# PROBLEM REQUIREMENTS:
Copy every line from the material below that holds "Remove".

# DATA ENTRIES:

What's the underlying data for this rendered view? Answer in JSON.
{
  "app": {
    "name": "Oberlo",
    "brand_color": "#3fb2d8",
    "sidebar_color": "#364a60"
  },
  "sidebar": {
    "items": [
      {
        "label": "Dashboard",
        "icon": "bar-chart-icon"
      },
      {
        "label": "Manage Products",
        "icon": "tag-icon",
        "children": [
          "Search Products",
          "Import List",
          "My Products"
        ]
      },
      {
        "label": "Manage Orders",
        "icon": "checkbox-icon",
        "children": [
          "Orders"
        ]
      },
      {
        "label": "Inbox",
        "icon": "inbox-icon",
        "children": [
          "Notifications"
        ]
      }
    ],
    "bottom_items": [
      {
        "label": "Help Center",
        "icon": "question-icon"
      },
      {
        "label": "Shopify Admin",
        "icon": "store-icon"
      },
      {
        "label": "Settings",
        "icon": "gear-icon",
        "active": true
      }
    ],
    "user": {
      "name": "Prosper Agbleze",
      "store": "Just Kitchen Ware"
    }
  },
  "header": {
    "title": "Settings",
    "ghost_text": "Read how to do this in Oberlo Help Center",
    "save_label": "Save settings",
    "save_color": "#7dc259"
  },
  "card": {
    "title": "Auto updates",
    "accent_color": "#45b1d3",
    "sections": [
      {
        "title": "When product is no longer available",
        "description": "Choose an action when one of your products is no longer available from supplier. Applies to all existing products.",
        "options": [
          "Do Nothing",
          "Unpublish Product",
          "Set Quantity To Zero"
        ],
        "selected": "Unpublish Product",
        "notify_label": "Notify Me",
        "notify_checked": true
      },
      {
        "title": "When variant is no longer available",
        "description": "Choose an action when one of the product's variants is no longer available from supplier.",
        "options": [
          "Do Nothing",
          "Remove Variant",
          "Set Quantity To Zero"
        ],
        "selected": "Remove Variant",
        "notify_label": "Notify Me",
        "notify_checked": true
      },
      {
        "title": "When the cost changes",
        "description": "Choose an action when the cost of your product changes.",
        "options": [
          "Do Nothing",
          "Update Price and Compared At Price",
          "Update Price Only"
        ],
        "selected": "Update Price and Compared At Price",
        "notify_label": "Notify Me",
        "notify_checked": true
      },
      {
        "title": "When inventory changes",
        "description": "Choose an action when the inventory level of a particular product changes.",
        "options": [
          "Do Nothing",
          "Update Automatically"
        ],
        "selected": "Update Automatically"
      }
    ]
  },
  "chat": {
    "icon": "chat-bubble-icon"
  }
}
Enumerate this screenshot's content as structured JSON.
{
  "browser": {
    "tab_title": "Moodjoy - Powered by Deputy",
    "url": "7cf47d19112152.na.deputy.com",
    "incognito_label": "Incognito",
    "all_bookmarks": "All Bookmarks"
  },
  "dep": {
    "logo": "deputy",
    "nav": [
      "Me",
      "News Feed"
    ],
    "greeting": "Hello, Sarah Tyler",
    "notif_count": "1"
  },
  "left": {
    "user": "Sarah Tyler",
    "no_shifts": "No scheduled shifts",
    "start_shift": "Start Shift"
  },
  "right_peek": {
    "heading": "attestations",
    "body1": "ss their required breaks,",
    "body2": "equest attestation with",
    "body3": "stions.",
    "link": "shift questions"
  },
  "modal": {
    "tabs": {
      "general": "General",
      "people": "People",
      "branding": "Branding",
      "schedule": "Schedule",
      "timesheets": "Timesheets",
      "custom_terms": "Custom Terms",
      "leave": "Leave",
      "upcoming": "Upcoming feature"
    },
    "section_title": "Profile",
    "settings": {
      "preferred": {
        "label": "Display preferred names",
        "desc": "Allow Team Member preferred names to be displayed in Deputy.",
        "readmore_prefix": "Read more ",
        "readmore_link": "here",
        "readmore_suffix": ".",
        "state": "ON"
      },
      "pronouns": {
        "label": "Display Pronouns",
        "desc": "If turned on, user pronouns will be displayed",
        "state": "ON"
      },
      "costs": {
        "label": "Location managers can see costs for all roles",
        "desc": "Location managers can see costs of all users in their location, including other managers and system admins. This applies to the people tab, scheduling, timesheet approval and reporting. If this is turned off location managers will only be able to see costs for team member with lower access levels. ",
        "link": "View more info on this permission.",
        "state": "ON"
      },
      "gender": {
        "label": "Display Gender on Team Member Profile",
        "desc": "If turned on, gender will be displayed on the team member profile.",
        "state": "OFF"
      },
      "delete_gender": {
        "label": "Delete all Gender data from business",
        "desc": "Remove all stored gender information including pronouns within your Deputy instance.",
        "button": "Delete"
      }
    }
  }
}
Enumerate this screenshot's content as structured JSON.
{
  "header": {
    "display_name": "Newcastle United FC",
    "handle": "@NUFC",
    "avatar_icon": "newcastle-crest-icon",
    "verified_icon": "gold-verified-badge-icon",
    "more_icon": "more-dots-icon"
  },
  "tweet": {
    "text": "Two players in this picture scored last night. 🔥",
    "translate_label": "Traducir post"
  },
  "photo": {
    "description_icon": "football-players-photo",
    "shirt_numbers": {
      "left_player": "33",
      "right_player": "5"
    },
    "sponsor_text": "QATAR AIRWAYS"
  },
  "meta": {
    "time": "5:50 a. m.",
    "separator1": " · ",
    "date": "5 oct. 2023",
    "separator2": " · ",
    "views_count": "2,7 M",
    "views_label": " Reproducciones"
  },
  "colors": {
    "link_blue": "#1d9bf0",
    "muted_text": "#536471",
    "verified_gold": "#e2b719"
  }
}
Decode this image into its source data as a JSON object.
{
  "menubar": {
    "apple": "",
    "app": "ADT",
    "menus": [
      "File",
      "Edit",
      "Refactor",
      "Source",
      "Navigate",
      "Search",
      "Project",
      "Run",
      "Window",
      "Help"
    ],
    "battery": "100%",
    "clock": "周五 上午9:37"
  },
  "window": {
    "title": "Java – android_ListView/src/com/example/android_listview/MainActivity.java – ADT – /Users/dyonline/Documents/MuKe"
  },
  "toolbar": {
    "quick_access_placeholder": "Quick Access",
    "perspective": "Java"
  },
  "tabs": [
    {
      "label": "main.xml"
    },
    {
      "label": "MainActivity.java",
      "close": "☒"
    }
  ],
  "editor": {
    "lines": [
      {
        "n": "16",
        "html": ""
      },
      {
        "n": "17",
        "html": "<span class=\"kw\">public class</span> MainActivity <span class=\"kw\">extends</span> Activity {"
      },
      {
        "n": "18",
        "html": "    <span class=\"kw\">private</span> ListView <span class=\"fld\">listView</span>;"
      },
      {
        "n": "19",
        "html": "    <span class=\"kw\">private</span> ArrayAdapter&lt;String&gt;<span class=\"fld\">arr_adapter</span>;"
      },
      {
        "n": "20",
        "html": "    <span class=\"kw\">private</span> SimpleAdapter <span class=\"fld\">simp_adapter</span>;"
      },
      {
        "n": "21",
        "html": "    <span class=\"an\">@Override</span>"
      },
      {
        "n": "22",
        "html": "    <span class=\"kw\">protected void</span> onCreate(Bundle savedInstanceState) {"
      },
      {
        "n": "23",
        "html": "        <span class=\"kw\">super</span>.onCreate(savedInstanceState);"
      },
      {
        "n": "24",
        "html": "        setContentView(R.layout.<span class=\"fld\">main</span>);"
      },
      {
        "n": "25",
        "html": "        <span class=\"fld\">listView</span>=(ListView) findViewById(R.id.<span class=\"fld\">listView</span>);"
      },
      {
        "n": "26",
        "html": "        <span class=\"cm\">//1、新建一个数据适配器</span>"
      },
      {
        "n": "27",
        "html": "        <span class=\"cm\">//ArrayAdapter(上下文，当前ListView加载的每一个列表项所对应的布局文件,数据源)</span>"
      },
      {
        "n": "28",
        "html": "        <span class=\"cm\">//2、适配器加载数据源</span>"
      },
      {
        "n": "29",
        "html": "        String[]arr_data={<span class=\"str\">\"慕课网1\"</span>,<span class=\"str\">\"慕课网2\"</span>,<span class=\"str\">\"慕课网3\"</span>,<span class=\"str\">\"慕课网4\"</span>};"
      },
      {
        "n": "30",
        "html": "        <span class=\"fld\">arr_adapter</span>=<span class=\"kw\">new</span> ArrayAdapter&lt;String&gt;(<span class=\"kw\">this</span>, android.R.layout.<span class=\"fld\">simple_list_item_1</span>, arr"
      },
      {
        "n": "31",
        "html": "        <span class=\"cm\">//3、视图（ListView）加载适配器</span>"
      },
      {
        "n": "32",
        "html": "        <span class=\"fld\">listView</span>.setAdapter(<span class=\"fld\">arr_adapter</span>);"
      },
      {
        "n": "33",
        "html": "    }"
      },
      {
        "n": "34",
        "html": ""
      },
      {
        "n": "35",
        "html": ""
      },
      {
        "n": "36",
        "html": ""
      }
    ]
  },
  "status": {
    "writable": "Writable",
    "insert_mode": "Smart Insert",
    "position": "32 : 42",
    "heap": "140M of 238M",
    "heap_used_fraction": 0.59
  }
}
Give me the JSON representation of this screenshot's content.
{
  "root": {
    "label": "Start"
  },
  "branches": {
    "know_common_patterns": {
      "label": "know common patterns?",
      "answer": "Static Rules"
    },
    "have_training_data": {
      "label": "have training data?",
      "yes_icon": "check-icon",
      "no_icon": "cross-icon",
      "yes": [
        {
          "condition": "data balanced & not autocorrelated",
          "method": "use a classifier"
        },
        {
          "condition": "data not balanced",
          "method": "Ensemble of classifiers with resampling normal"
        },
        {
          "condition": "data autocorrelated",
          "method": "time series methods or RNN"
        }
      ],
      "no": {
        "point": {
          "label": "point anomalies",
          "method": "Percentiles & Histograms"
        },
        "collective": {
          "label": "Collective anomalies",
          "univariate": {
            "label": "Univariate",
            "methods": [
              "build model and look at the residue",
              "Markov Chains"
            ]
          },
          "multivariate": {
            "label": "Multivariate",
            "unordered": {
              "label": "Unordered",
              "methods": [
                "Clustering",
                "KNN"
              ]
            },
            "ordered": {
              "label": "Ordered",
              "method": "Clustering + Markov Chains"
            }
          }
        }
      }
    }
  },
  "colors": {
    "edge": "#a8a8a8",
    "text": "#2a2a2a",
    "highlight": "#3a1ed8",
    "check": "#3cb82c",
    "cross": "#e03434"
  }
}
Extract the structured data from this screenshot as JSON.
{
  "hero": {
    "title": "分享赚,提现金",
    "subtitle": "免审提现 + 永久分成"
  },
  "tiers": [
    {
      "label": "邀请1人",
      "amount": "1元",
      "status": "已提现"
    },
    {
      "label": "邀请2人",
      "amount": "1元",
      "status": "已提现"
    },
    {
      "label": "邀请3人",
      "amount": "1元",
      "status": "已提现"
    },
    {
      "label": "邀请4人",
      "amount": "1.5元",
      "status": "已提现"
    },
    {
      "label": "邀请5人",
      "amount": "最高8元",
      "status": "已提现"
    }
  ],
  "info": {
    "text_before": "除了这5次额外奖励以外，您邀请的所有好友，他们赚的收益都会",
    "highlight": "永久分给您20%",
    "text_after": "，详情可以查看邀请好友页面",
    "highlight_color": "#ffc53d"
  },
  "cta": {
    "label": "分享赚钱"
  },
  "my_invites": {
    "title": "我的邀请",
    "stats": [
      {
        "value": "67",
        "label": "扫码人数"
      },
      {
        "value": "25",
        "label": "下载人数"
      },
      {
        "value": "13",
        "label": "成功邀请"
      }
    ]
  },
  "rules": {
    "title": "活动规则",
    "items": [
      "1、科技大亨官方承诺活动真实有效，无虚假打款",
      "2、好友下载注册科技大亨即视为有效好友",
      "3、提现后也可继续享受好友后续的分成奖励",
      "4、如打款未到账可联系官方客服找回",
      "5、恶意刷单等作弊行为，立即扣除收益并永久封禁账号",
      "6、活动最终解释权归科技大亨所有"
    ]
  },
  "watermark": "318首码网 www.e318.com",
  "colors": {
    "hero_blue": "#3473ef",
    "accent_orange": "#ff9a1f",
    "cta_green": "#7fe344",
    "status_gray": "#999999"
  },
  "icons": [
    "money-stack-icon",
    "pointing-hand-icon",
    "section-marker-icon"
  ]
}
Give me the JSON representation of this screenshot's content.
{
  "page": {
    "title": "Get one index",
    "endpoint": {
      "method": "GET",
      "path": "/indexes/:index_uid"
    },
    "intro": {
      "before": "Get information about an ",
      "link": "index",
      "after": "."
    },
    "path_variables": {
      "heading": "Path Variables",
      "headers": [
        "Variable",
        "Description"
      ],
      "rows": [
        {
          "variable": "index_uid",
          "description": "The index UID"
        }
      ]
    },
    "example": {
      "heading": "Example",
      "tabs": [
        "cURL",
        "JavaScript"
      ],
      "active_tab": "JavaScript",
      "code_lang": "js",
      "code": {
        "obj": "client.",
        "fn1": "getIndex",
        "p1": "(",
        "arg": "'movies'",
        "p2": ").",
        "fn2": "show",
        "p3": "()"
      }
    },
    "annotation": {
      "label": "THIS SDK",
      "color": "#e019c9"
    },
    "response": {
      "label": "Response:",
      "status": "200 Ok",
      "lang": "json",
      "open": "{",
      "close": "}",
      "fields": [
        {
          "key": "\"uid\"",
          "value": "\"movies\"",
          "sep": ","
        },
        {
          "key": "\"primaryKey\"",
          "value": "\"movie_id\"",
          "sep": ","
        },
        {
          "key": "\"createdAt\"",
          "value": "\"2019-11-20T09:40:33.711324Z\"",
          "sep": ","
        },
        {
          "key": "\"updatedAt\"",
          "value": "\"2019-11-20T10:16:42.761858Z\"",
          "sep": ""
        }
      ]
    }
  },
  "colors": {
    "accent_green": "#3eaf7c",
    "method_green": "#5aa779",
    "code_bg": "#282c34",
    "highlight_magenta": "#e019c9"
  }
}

# SOLUTION TO THIS PROBLEM:
          "Remove Variant",
        "selected": "Remove Variant",
        "desc": "Remove all stored gender information including pronouns within your Deputy instance.",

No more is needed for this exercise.